*TEXT BLOCK*.
___

Low End Mac's Online Tech Journal

Macintosh CPUs

Part 2, PowerPC

601 / 603 / 604 / G3 / G3+ / G4 / G4+

The biggest change in the Apple product line was the transition to the PowerPC (hereafter PPC) family of CPUs. Designed by a consortium of Apple, IBM, and Motorola, the PowerPC quickly became the most popular RISC processor on the market with the introduction of the Power Macintosh line in March 1993. (The great advantage of a RISC processor is that it handles a very simple set of instructions, but processes them very, very quickly. This is the direction Intel is going with their forthcoming Merced CPU.)

The 601

The first PPC chip was the 601, initially available in speeds from 60-80 MHz. This 64-bit CPU was used in the Power Mac 6100, 7100, 7200, and 8100. The 601 contains 2.8 million transistors, has a 32 KB unified level-1 (L1) cache, and can process up to 3 instructions per cycle. By the time the 601 was discontinued, it was available at speeds up to 120 MHz and could run at 2x or 3x bus speed.

The 601 contains three execution units, one for integers, one for branch processing, and on for floating point.

The 601 was specifically designed to power the IBM RS/6000, so there were many instructions present for that computer that were not included in future PPC designs. This is the only PPC with a unified instruction and data cache; future models contained separate instruction and data caches.

The 603 and 603e

The second generation split the line into entry level and power user chips. The 603 had only 1.6 million transistors, drew about half as much power as the 601, had two smaller caches (8 KB for instructions, 8 KB for data), and could process up to two instructions per cycle. Low power consumption was a key design factor, since Apple wanted to design PowerBooks around the 603. One way the 603 reduced power consumption was the smaller L1 cache, which so reduced performance that Apple refused to use it in a PowerBook. At that time, 680x0 emulation was crucial. With too small an internal cache, the 603 handled emulated code very poorly. However, it was used in the Performa 5200 and 6200, a couple of Road Apples that gave the 603 an undeservedly bad reputation. The 603 was available at speeds from 75 MHz to 160 MHz. (Cycle for cycle, performance was comparable to the 601, but at lower cost.)

The 603 has five execution units, up from three in the 601. These were an integer unit, floating point unit, branch processing unit, load/store unit, and system register unit. The 64-bit 603 could run on either a 32-bit or 64-bit data bus.

With a small redesign, the PPC 603e was introduced. Essentially a 603 with an improved cache (16 KB each for instructions and data), it offered significantly improved performance without draining batteries too quickly. The Performa 5260 and 6300 were designed around this improved chip, as was every PPC-based PowerBook. Speeds ranged from 100 MHz to 300 MHz.

The 603e came in three variants. The 100-133 MHz models used 0.5 micron traces and ran at 1.5x to 4x bus speed. The 166-200 MHz 603e used 0.35 micron technology and ran at 2x to 6x motherboard speed. Finally, the 200-300 MHz version used a 0.29 micron design; it also ran from 2x to 6x bus speed. This version of the 603e requires a minimum 50 MHz bus to achieve 300 MHz.

___

*SUPPLIED RECORDS*.
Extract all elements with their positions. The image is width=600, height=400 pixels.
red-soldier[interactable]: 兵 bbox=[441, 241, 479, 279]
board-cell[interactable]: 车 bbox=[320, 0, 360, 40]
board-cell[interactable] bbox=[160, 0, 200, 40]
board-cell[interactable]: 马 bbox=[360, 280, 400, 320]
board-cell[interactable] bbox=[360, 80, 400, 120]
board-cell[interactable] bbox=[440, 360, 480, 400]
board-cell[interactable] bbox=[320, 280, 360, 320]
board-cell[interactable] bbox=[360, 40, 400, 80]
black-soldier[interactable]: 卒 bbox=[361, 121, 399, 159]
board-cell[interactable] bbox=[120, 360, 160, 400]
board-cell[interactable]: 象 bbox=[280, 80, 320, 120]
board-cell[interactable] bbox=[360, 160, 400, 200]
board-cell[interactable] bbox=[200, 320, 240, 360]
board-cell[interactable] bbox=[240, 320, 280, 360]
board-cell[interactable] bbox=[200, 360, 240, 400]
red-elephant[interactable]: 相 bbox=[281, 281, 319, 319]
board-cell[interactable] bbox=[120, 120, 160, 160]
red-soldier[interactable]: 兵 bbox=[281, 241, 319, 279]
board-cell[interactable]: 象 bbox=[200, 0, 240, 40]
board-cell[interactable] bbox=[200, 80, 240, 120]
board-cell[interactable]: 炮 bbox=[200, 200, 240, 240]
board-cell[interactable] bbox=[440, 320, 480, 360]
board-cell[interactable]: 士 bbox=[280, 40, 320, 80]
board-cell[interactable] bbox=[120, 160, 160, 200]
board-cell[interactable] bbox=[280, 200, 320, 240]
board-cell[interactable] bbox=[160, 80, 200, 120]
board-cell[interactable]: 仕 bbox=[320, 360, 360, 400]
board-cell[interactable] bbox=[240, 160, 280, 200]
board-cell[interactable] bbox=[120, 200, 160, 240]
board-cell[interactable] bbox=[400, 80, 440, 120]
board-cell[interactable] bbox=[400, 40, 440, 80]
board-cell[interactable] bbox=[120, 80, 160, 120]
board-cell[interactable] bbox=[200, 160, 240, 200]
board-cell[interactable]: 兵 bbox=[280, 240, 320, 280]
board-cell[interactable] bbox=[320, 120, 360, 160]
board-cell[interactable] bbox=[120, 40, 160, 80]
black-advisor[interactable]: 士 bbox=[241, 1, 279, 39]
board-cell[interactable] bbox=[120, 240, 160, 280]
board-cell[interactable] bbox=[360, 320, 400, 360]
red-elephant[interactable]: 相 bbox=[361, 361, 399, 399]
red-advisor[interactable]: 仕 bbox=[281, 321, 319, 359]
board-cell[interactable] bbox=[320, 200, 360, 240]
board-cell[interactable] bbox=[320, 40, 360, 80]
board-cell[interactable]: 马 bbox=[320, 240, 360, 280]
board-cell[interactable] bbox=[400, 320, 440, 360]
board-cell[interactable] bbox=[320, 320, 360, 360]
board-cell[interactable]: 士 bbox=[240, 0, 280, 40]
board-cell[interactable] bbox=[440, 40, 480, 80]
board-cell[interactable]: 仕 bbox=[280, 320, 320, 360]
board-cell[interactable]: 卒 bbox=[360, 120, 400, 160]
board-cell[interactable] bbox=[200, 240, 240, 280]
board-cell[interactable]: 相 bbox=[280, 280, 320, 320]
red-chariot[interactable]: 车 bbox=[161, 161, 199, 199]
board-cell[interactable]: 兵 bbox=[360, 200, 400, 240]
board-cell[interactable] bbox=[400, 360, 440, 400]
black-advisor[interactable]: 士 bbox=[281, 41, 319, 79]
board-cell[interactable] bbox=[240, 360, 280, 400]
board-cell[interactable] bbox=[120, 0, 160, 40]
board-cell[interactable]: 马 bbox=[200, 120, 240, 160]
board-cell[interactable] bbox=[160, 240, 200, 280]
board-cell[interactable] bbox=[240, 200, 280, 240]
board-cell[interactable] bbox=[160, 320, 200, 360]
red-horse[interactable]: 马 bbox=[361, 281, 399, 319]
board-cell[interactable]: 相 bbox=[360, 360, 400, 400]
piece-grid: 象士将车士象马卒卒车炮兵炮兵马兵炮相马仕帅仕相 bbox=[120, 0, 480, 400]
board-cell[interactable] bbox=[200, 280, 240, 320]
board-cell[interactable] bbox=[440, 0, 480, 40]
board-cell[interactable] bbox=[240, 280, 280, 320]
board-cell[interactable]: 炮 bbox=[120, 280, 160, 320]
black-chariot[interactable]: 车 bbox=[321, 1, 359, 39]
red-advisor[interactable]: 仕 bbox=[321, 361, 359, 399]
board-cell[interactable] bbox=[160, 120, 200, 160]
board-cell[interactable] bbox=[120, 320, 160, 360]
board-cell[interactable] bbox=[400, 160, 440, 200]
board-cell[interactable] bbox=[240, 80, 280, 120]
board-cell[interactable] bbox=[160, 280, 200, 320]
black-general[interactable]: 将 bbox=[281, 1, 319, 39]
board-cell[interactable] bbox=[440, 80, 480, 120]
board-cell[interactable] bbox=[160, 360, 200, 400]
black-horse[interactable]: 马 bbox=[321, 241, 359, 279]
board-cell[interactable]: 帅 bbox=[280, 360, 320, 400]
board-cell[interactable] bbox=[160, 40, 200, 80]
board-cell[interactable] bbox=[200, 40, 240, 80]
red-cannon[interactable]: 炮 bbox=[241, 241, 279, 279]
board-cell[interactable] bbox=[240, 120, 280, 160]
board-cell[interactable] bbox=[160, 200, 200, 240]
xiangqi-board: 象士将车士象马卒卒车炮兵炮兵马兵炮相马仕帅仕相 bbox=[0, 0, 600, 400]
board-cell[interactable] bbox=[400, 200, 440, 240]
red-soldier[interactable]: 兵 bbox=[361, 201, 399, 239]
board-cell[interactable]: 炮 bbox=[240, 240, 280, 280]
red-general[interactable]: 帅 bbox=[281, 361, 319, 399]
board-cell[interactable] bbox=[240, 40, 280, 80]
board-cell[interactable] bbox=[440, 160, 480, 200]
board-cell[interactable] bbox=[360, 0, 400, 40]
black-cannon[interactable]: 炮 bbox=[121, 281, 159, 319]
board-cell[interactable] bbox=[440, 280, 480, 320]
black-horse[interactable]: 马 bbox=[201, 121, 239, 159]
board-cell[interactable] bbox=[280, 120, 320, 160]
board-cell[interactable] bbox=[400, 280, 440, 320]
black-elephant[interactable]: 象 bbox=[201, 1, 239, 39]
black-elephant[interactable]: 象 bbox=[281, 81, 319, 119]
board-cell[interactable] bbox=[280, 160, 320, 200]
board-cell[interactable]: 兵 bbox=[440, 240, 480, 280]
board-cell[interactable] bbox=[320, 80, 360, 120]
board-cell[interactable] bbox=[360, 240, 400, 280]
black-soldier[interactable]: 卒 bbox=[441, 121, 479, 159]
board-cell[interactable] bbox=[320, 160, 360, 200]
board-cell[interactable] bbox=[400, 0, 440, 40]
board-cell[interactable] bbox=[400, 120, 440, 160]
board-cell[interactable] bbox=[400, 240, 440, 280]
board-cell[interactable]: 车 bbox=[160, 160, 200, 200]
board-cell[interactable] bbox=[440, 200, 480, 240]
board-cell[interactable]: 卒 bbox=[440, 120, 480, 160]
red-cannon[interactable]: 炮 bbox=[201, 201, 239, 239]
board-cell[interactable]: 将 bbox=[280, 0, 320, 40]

___

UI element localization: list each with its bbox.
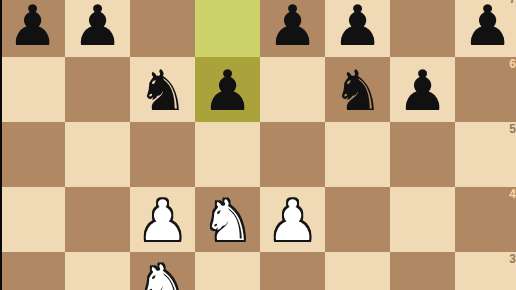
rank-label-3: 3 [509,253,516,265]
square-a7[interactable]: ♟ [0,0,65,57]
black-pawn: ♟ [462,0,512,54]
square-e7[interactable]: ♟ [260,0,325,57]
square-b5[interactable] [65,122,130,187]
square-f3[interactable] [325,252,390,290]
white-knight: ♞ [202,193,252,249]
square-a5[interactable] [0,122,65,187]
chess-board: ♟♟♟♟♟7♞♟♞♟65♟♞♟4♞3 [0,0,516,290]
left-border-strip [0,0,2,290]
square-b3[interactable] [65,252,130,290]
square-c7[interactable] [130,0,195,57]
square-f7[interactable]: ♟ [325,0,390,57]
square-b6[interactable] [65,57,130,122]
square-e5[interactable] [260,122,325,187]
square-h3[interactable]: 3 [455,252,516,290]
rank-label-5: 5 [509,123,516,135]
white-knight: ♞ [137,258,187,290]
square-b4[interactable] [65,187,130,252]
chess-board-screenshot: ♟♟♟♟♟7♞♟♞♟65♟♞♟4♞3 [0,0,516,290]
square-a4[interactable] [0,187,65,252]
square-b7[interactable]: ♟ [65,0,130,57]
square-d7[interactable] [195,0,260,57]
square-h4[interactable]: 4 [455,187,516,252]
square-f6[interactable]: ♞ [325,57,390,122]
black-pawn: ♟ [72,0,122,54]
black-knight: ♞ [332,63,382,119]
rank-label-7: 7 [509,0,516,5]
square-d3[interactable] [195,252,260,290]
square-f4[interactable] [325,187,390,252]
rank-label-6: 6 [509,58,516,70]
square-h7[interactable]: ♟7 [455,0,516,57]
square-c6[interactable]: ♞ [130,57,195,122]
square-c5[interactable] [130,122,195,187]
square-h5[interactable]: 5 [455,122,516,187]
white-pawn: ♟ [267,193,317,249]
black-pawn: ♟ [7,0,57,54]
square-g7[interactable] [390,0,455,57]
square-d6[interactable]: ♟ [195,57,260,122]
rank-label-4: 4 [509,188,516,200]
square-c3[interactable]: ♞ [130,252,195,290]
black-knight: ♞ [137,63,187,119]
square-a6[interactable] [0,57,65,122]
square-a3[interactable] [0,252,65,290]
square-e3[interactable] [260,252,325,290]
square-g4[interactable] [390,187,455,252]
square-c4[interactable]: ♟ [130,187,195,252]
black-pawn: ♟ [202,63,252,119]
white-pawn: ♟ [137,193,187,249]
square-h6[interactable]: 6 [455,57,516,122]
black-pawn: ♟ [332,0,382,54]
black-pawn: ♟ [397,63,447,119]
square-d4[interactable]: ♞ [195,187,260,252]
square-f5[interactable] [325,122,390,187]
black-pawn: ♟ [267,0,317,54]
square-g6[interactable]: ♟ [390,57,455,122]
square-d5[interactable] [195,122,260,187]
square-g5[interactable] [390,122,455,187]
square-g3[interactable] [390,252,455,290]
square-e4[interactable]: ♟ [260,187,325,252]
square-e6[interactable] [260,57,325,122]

___

*WHAT IS ASKED*.
**1.** Reproduce the passage of the PowerPC article from "Macintosh CPUs" to "forthcoming Merced CPU.)".
**2.** Write out the lines of the first block of entries, from the line with "Extract all elements" to the line with "board-cell[interactable]: 士 bbox=[280, 40, 320, 80]".

*SOLUTIONS TO EACH TASK*.
**1.**
Macintosh CPUs

Part 2, PowerPC

601 / 603 / 604 / G3 / G3+ / G4 / G4+

The biggest change in the Apple product line was the transition to the PowerPC (hereafter PPC) family of CPUs. Designed by a consortium of Apple, IBM, and Motorola, the PowerPC quickly became the most popular RISC processor on the market with the introduction of the Power Macintosh line in March 1993. (The great advantage of a RISC processor is that it handles a very simple set of instructions, but processes them very, very quickly. This is the direction Intel is going with their forthcoming Merced CPU.)

**2.**
Extract all elements with their positions. The image is width=600, height=400 pixels.
red-soldier[interactable]: 兵 bbox=[441, 241, 479, 279]
board-cell[interactable]: 车 bbox=[320, 0, 360, 40]
board-cell[interactable] bbox=[160, 0, 200, 40]
board-cell[interactable]: 马 bbox=[360, 280, 400, 320]
board-cell[interactable] bbox=[360, 80, 400, 120]
board-cell[interactable] bbox=[440, 360, 480, 400]
board-cell[interactable] bbox=[320, 280, 360, 320]
board-cell[interactable] bbox=[360, 40, 400, 80]
black-soldier[interactable]: 卒 bbox=[361, 121, 399, 159]
board-cell[interactable] bbox=[120, 360, 160, 400]
board-cell[interactable]: 象 bbox=[280, 80, 320, 120]
board-cell[interactable] bbox=[360, 160, 400, 200]
board-cell[interactable] bbox=[200, 320, 240, 360]
board-cell[interactable] bbox=[240, 320, 280, 360]
board-cell[interactable] bbox=[200, 360, 240, 400]
red-elephant[interactable]: 相 bbox=[281, 281, 319, 319]
board-cell[interactable] bbox=[120, 120, 160, 160]
red-soldier[interactable]: 兵 bbox=[281, 241, 319, 279]
board-cell[interactable]: 象 bbox=[200, 0, 240, 40]
board-cell[interactable] bbox=[200, 80, 240, 120]
board-cell[interactable]: 炮 bbox=[200, 200, 240, 240]
board-cell[interactable] bbox=[440, 320, 480, 360]
board-cell[interactable]: 士 bbox=[280, 40, 320, 80]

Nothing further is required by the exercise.